Records excerpted from a collection

------------------------

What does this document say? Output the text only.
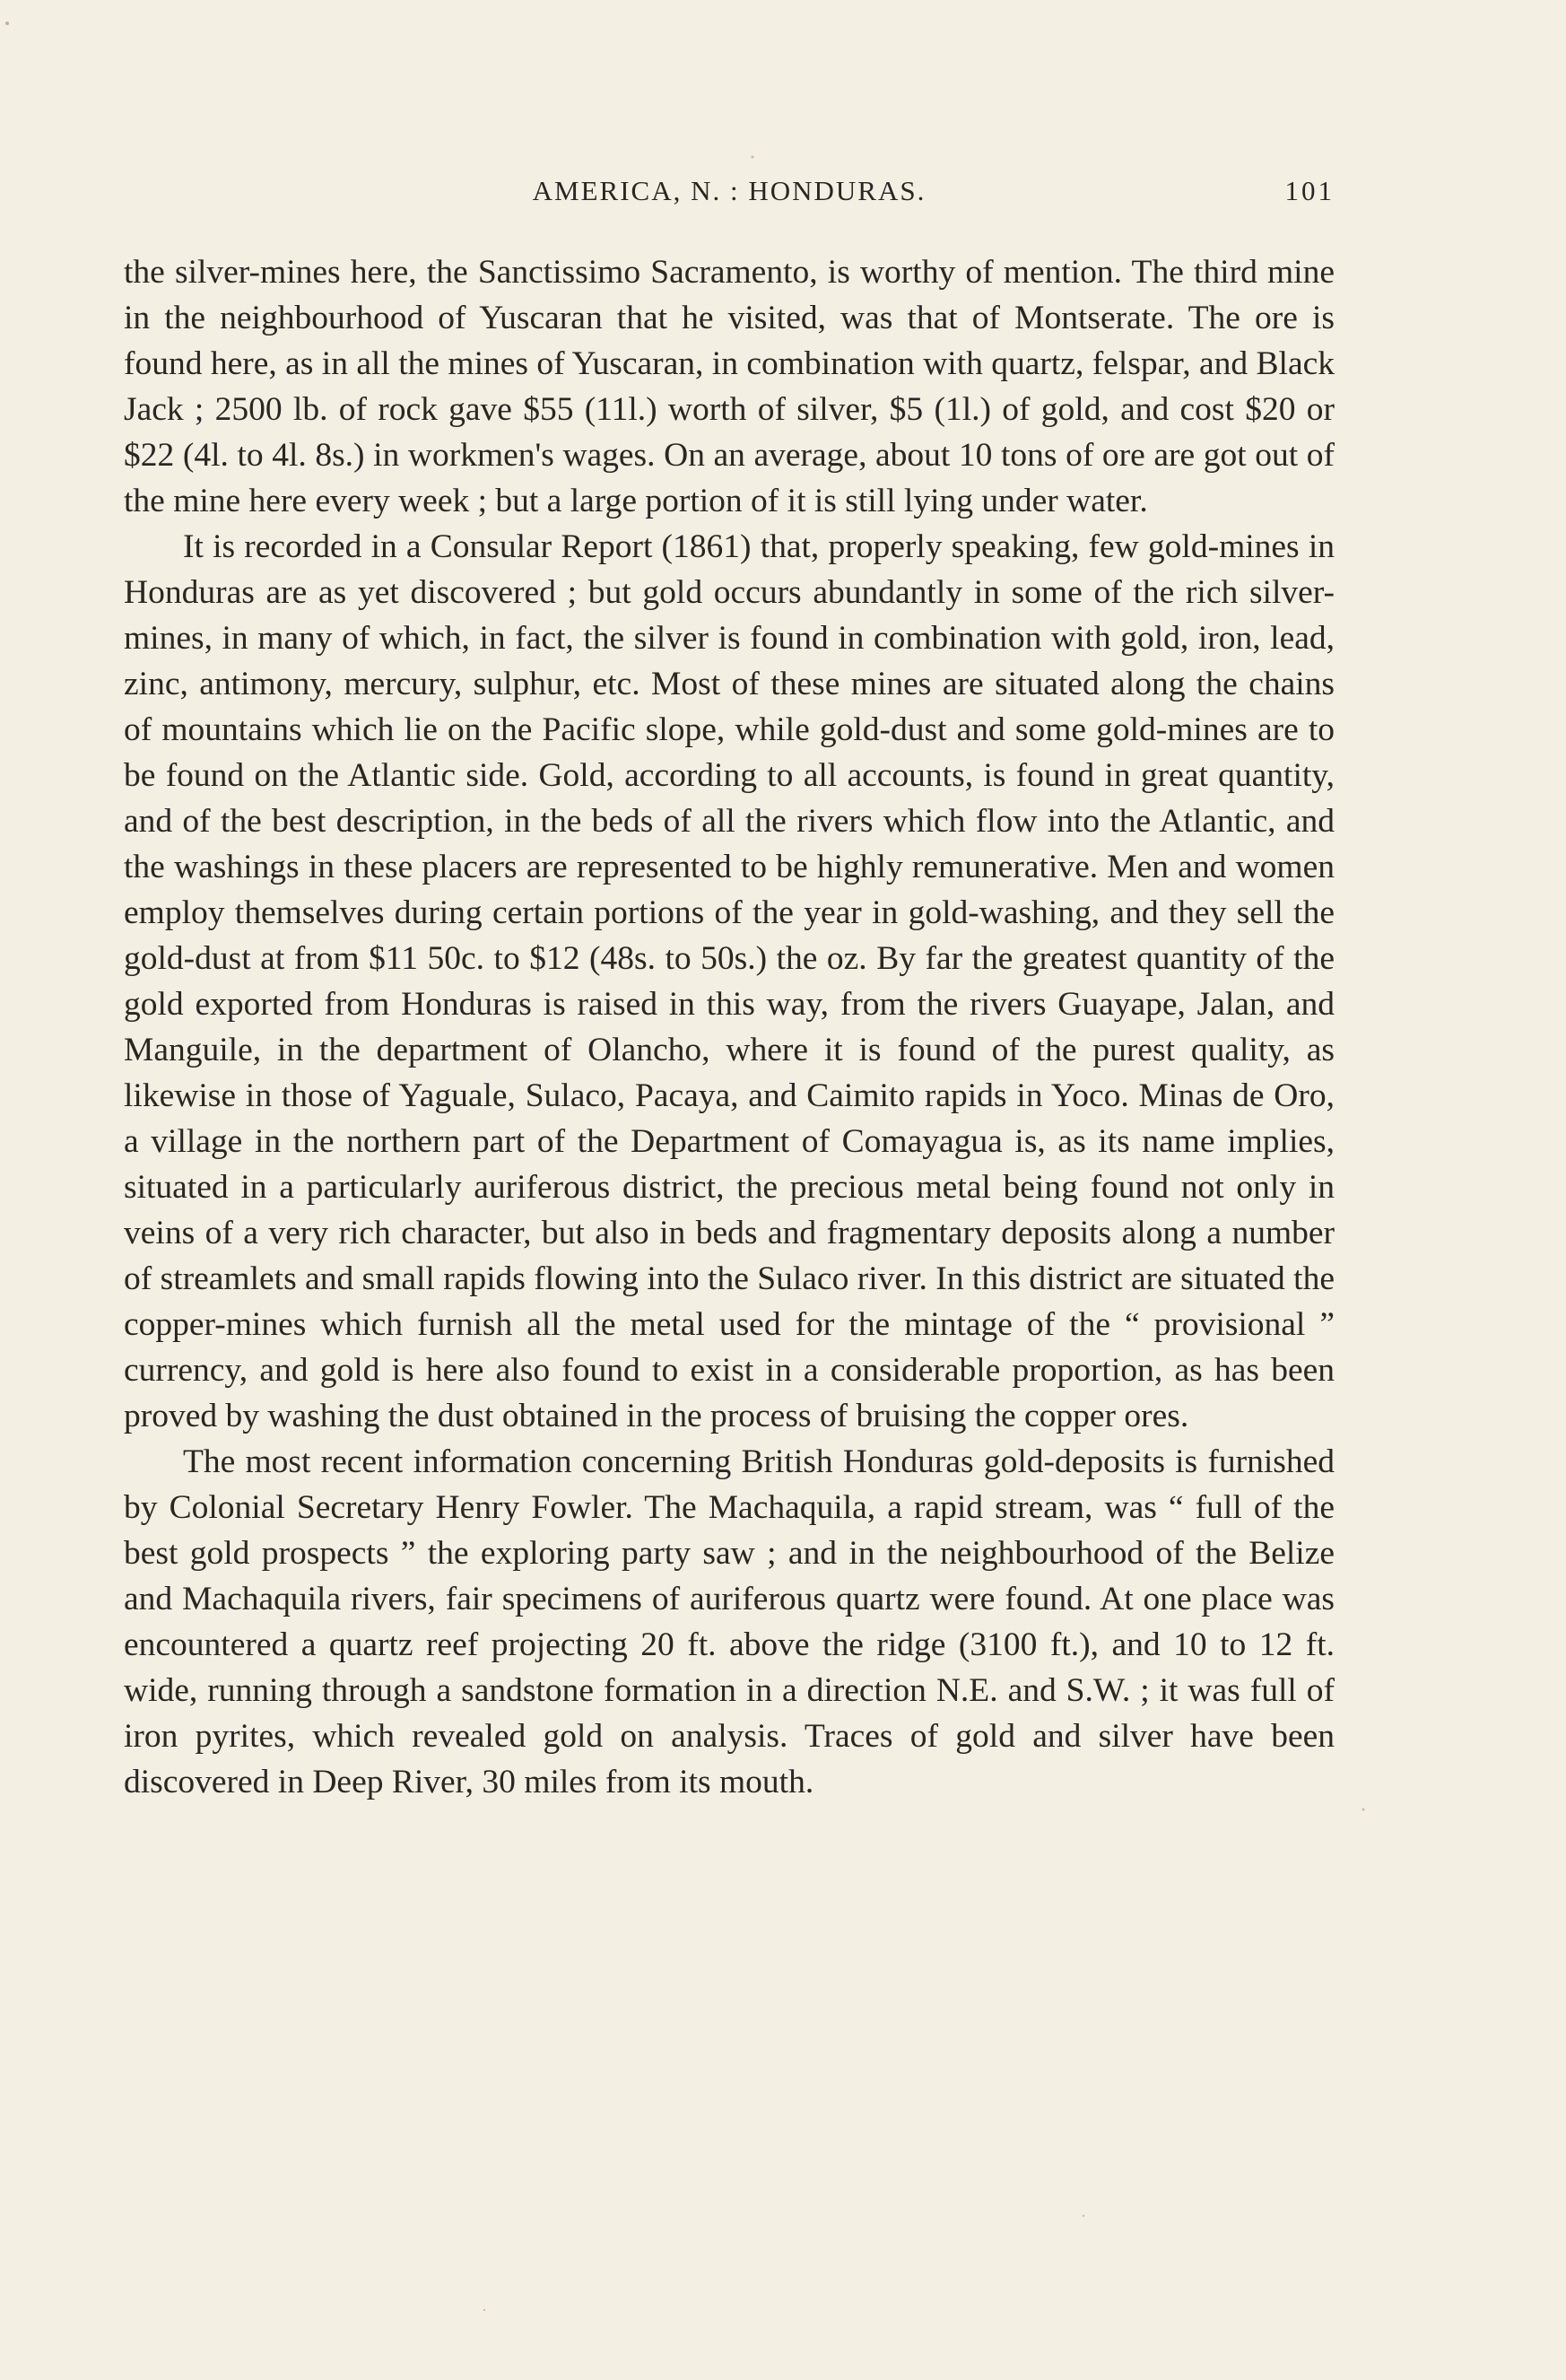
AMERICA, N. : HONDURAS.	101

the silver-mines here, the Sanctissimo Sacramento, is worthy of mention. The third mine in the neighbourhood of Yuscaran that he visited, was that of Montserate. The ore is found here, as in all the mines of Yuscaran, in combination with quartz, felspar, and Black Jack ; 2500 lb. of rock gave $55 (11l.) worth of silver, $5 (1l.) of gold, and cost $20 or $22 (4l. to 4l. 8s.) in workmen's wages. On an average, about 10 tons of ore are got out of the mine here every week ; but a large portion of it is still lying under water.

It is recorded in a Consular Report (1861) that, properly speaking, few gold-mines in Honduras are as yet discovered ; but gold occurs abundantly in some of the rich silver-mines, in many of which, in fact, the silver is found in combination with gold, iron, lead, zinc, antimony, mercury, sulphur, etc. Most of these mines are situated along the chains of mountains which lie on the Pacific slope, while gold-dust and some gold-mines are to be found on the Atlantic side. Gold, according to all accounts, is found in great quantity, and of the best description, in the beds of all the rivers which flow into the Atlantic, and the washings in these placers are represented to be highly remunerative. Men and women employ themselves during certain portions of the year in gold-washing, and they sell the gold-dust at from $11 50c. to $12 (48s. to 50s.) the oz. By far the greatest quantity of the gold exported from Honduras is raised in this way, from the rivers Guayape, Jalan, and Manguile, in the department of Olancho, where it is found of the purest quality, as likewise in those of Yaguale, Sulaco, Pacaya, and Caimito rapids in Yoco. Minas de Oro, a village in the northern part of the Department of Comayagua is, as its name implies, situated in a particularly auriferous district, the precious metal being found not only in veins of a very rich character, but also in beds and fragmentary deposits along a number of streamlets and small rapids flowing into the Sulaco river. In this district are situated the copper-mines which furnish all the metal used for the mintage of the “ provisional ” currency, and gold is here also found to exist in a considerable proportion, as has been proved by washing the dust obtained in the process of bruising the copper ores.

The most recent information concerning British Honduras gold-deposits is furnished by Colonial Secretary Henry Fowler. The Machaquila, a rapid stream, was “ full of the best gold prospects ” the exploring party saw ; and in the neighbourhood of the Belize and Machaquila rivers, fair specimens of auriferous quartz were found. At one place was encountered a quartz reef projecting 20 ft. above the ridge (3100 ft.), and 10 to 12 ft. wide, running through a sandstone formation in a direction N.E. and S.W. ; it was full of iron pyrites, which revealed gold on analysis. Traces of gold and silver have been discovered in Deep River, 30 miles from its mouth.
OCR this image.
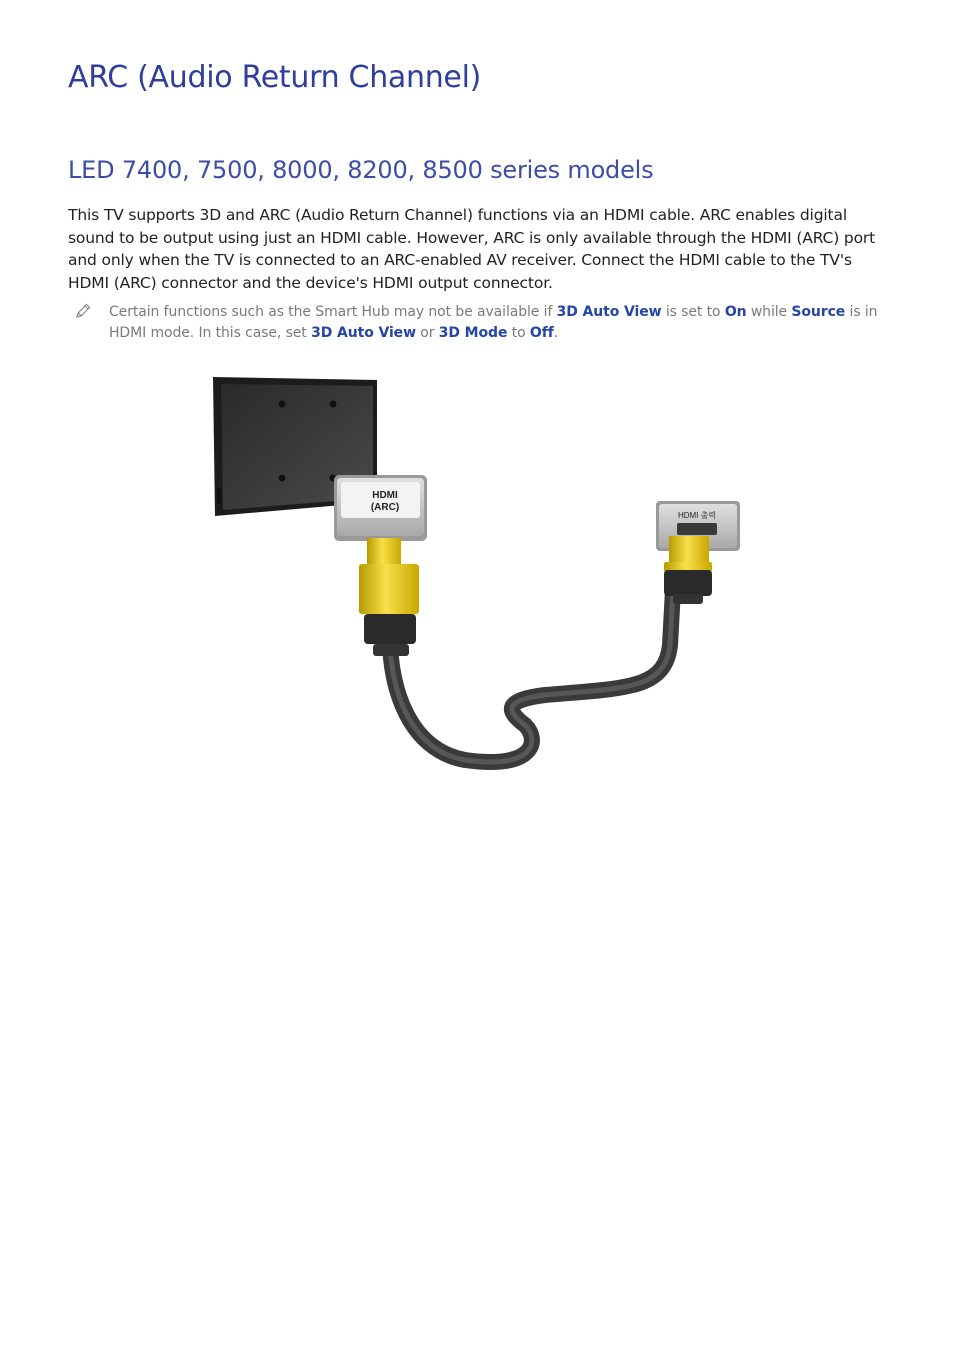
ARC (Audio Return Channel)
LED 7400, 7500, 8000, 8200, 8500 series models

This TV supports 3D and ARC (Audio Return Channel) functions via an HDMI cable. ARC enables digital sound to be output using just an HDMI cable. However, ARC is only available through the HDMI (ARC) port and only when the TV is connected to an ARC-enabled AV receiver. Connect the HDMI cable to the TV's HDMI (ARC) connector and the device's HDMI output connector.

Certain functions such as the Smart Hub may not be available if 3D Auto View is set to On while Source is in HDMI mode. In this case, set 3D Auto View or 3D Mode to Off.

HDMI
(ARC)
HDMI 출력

------------------------

**GIVEN TASK**
Return every line of the records exactly as given, pictures excluded.

**RESPONSE BELOW**
What does this document say? Output the text only.
AMERICA, N. : HONDURAS.	101

the silver-mines here, the Sanctissimo Sacramento, is worthy of mention. The third mine in the neighbourhood of Yuscaran that he visited, was that of Montserate. The ore is found here, as in all the mines of Yuscaran, in combination with quartz, felspar, and Black Jack ; 2500 lb. of rock gave $55 (11l.) worth of silver, $5 (1l.) of gold, and cost $20 or $22 (4l. to 4l. 8s.) in workmen's wages. On an average, about 10 tons of ore are got out of the mine here every week ; but a large portion of it is still lying under water.

It is recorded in a Consular Report (1861) that, properly speaking, few gold-mines in Honduras are as yet discovered ; but gold occurs abundantly in some of the rich silver-mines, in many of which, in fact, the silver is found in combination with gold, iron, lead, zinc, antimony, mercury, sulphur, etc. Most of these mines are situated along the chains of mountains which lie on the Pacific slope, while gold-dust and some gold-mines are to be found on the Atlantic side. Gold, according to all accounts, is found in great quantity, and of the best description, in the beds of all the rivers which flow into the Atlantic, and the washings in these placers are represented to be highly remunerative. Men and women employ themselves during certain portions of the year in gold-washing, and they sell the gold-dust at from $11 50c. to $12 (48s. to 50s.) the oz. By far the greatest quantity of the gold exported from Honduras is raised in this way, from the rivers Guayape, Jalan, and Manguile, in the department of Olancho, where it is found of the purest quality, as likewise in those of Yaguale, Sulaco, Pacaya, and Caimito rapids in Yoco. Minas de Oro, a village in the northern part of the Department of Comayagua is, as its name implies, situated in a particularly auriferous district, the precious metal being found not only in veins of a very rich character, but also in beds and fragmentary deposits along a number of streamlets and small rapids flowing into the Sulaco river. In this district are situated the copper-mines which furnish all the metal used for the mintage of the “ provisional ” currency, and gold is here also found to exist in a considerable proportion, as has been proved by washing the dust obtained in the process of bruising the copper ores.

The most recent information concerning British Honduras gold-deposits is furnished by Colonial Secretary Henry Fowler. The Machaquila, a rapid stream, was “ full of the best gold prospects ” the exploring party saw ; and in the neighbourhood of the Belize and Machaquila rivers, fair specimens of auriferous quartz were found. At one place was encountered a quartz reef projecting 20 ft. above the ridge (3100 ft.), and 10 to 12 ft. wide, running through a sandstone formation in a direction N.E. and S.W. ; it was full of iron pyrites, which revealed gold on analysis. Traces of gold and silver have been discovered in Deep River, 30 miles from its mouth.
OCR this image.
ARC (Audio Return Channel)
LED 7400, 7500, 8000, 8200, 8500 series models

This TV supports 3D and ARC (Audio Return Channel) functions via an HDMI cable. ARC enables digital sound to be output using just an HDMI cable. However, ARC is only available through the HDMI (ARC) port and only when the TV is connected to an ARC-enabled AV receiver. Connect the HDMI cable to the TV's HDMI (ARC) connector and the device's HDMI output connector.

Certain functions such as the Smart Hub may not be available if 3D Auto View is set to On while Source is in HDMI mode. In this case, set 3D Auto View or 3D Mode to Off.

HDMI
(ARC)
HDMI 출력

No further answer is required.